**Selected extract**.
——————

Luna Station Quarterly is a speculative fiction magazine featuring stories by emerging women authors.
Now in our 7th year!

Book Review: Red Mars

by Wendy Van Camp

Book Name: Red Mars
Author: Kim Stanley Robinson
First Published: 1993
Nebula Award Winner for Best Novel 1993

Author Kim Stanley Robinson was born in Waukegan, Illinois, but mainly grew up in Southern California. He earned a B.A. in literature from the University of California, San Diego in 1974 and gained a Masters in English from Boston University in 1982. He returned to his California alma mater in 1984 to finish a PhD in English.

Robinson is an avid backpacker and many of his novels feature characters whohike or climb mountains including his Mars Trilogy. He doesn’t consider himself to be a mountain climber, more of a man that loves the great outdoors. In 2009, Robinson was a Clarion Workshop instructor and the following year he was the guest of honor at the 68th World Con. His novels have won 11 major science fiction awards and 29 nominations.

He is married with two sons and his family currently resides in Davis, California.

“History was like some vast thing that was always over the tight horizon, invisible except in its effects. It was what happened when you weren’t looking — an unknowable infinity of events, which although out of control, controlled everything.”
― Kim Stanley Robinson, Red Mars

The epic novel Red Mars begins when one hundred participants are chosen to go to the red planet after a detailed and rigorous selection process. The winners are geniuses from Russia and the United States along with a few other countries. They undertake a nine-month space mission to reach their goal of forming a colony base on Mars. “Underhill” has nuclear generators for power, medical stations are established, GMO foods are produced on martian farms and new life forms that can survive on the Martian surface unprotected are also genetically created. During this time, a debate that started on the spacecraft and continues both on Mars and Earth about the moral right of humans to terraform and mine Mars for their own profit.

——————

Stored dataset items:
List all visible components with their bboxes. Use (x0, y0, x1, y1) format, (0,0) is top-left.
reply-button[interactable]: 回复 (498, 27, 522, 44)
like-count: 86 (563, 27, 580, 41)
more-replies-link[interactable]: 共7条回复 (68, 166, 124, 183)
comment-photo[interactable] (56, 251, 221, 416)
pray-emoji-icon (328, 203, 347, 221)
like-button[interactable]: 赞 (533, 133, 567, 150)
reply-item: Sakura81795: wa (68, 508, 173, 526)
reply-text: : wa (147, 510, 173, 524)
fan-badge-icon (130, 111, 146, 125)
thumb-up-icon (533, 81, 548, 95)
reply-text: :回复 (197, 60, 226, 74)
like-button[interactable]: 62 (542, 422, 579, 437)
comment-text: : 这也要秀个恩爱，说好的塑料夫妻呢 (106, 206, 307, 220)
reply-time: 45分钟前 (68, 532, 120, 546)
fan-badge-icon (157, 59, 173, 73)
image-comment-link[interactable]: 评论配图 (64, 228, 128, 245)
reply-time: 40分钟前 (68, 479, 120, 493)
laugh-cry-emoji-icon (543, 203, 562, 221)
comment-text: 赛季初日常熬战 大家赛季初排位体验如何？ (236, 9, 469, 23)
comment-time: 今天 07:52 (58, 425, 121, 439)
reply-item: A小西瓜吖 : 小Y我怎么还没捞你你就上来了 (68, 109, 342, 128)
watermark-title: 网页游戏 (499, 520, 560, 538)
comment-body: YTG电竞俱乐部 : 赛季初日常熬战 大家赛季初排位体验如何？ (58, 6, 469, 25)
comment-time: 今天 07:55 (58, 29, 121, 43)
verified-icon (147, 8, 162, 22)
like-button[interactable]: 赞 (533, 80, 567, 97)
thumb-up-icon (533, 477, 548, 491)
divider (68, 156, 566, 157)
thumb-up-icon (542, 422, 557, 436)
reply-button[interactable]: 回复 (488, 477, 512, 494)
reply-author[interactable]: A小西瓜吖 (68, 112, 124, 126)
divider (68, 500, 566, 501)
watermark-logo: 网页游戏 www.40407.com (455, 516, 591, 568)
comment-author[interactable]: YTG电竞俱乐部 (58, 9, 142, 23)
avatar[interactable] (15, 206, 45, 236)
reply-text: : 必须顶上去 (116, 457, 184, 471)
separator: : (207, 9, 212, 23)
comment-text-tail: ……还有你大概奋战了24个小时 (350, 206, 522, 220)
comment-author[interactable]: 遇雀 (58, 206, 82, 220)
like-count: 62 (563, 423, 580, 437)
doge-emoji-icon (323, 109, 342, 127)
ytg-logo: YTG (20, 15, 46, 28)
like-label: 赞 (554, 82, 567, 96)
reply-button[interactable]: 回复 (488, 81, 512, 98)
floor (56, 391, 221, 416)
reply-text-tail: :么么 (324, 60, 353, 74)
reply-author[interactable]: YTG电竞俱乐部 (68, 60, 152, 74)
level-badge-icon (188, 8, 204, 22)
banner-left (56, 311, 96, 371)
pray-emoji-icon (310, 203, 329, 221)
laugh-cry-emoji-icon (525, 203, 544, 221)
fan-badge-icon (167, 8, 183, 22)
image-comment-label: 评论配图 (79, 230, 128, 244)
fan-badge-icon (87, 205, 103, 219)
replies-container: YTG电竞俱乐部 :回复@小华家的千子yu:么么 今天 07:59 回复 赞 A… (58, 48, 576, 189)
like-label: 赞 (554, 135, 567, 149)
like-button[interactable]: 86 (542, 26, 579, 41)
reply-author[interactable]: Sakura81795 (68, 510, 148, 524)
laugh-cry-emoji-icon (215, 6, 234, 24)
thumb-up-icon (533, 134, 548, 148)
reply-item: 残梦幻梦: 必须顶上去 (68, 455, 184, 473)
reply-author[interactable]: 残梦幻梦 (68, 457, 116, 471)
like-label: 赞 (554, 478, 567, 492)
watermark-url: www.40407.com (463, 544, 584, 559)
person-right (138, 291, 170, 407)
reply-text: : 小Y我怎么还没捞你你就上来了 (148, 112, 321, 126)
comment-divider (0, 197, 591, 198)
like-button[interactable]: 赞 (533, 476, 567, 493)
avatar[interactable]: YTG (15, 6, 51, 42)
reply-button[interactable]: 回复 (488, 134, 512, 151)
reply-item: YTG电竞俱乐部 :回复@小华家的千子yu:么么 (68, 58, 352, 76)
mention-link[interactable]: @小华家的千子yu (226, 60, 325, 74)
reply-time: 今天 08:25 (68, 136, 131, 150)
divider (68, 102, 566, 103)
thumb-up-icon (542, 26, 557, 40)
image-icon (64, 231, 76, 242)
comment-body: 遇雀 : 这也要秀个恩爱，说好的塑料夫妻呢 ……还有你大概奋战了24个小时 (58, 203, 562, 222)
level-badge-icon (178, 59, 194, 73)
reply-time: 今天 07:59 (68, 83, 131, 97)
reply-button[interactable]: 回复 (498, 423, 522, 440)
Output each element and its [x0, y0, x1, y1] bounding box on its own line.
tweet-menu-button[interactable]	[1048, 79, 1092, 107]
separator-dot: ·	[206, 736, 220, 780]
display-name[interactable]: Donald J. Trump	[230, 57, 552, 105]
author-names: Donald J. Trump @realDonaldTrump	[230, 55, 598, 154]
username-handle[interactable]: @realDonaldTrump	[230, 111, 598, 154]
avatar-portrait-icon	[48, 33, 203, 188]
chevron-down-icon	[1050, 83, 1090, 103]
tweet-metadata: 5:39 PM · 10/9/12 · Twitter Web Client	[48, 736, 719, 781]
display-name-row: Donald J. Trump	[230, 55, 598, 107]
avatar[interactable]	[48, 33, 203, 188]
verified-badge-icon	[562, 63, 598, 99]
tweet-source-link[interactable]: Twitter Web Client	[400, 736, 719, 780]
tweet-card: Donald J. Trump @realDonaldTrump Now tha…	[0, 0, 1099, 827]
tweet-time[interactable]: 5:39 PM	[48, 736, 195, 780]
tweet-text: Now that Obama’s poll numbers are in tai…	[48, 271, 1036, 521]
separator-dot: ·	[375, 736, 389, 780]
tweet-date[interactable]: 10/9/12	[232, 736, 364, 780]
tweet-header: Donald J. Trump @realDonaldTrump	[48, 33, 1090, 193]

——————

**Task description**. From the Red Mars review, reproduce word for word the passage that begins with the words "Author Kim Stanley" and ends with the words "and 29 nominations.". The records are separate material, apart from the text.

**Your solution**.
Author Kim Stanley Robinson was born in Waukegan, Illinois, but mainly grew up in Southern California. He earned a B.A. in literature from the University of California, San Diego in 1974 and gained a Masters in English from Boston University in 1982. He returned to his California alma mater in 1984 to finish a PhD in English.

Robinson is an avid backpacker and many of his novels feature characters whohike or climb mountains including his Mars Trilogy. He doesn’t consider himself to be a mountain climber, more of a man that loves the great outdoors. In 2009, Robinson was a Clarion Workshop instructor and the following year he was the guest of honor at the 68th World Con. His novels have won 11 major science fiction awards and 29 nominations.